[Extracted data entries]
______________________________
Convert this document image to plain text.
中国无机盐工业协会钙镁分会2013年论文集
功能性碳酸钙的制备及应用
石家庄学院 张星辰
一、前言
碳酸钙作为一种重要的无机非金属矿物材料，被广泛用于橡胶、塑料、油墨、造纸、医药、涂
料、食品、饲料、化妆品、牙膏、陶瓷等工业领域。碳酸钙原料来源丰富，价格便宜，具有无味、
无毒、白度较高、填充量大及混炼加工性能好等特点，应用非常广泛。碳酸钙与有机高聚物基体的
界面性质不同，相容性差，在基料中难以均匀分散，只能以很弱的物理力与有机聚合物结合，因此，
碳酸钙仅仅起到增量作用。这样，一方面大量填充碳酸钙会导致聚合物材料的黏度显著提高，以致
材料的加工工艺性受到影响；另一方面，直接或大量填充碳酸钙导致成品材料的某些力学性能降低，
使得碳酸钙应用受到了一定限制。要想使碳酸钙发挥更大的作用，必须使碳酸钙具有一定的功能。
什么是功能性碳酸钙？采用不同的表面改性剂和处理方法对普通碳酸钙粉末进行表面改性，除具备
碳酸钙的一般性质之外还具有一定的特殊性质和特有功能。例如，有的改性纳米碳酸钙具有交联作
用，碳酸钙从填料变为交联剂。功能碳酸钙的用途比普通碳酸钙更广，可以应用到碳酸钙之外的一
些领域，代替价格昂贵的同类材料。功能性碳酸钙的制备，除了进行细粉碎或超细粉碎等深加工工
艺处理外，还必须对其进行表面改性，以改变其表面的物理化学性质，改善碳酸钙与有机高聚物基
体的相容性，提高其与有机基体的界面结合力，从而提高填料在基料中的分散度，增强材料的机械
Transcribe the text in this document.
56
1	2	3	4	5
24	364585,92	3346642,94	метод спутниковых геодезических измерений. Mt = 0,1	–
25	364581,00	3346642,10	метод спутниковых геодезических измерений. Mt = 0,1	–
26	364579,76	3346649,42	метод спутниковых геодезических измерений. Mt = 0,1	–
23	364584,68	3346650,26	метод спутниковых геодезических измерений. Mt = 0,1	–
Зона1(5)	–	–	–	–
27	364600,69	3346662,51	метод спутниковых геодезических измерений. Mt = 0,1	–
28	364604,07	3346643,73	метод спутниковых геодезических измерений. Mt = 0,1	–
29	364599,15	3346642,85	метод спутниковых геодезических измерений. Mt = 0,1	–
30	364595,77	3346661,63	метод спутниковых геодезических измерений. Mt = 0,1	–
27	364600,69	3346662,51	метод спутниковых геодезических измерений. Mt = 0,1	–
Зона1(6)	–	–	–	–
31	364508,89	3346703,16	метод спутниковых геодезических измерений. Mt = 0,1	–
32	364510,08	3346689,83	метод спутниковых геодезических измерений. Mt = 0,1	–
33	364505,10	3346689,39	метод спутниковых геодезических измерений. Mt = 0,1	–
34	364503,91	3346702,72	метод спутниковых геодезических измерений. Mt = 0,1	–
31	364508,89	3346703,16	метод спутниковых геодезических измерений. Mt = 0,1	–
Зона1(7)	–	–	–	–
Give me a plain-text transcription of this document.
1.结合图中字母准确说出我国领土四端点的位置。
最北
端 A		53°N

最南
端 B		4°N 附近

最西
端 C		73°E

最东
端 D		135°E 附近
______________________________
◆ Given request ◆
Reproduce each line verbatim.

◆ Written answer ◆
Convert this document image to plain text.
中国无机盐工业协会钙镁分会2013年论文集
功能性碳酸钙的制备及应用
石家庄学院 张星辰
一、前言
碳酸钙作为一种重要的无机非金属矿物材料，被广泛用于橡胶、塑料、油墨、造纸、医药、涂
料、食品、饲料、化妆品、牙膏、陶瓷等工业领域。碳酸钙原料来源丰富，价格便宜，具有无味、
无毒、白度较高、填充量大及混炼加工性能好等特点，应用非常广泛。碳酸钙与有机高聚物基体的
界面性质不同，相容性差，在基料中难以均匀分散，只能以很弱的物理力与有机聚合物结合，因此，
碳酸钙仅仅起到增量作用。这样，一方面大量填充碳酸钙会导致聚合物材料的黏度显著提高，以致
材料的加工工艺性受到影响；另一方面，直接或大量填充碳酸钙导致成品材料的某些力学性能降低，
使得碳酸钙应用受到了一定限制。要想使碳酸钙发挥更大的作用，必须使碳酸钙具有一定的功能。
什么是功能性碳酸钙？采用不同的表面改性剂和处理方法对普通碳酸钙粉末进行表面改性，除具备
碳酸钙的一般性质之外还具有一定的特殊性质和特有功能。例如，有的改性纳米碳酸钙具有交联作
用，碳酸钙从填料变为交联剂。功能碳酸钙的用途比普通碳酸钙更广，可以应用到碳酸钙之外的一
些领域，代替价格昂贵的同类材料。功能性碳酸钙的制备，除了进行细粉碎或超细粉碎等深加工工
艺处理外，还必须对其进行表面改性，以改变其表面的物理化学性质，改善碳酸钙与有机高聚物基
体的相容性，提高其与有机基体的界面结合力，从而提高填料在基料中的分散度，增强材料的机械
Transcribe the text in this document.
56
1	2	3	4	5
24	364585,92	3346642,94	метод спутниковых геодезических измерений. Mt = 0,1	–
25	364581,00	3346642,10	метод спутниковых геодезических измерений. Mt = 0,1	–
26	364579,76	3346649,42	метод спутниковых геодезических измерений. Mt = 0,1	–
23	364584,68	3346650,26	метод спутниковых геодезических измерений. Mt = 0,1	–
Зона1(5)	–	–	–	–
27	364600,69	3346662,51	метод спутниковых геодезических измерений. Mt = 0,1	–
28	364604,07	3346643,73	метод спутниковых геодезических измерений. Mt = 0,1	–
29	364599,15	3346642,85	метод спутниковых геодезических измерений. Mt = 0,1	–
30	364595,77	3346661,63	метод спутниковых геодезических измерений. Mt = 0,1	–
27	364600,69	3346662,51	метод спутниковых геодезических измерений. Mt = 0,1	–
Зона1(6)	–	–	–	–
31	364508,89	3346703,16	метод спутниковых геодезических измерений. Mt = 0,1	–
32	364510,08	3346689,83	метод спутниковых геодезических измерений. Mt = 0,1	–
33	364505,10	3346689,39	метод спутниковых геодезических измерений. Mt = 0,1	–
34	364503,91	3346702,72	метод спутниковых геодезических измерений. Mt = 0,1	–
31	364508,89	3346703,16	метод спутниковых геодезических измерений. Mt = 0,1	–
Зона1(7)	–	–	–	–
Give me a plain-text transcription of this document.
1.结合图中字母准确说出我国领土四端点的位置。
最北
端 A		53°N

最南
端 B		4°N 附近

最西
端 C		73°E

最东
端 D		135°E 附近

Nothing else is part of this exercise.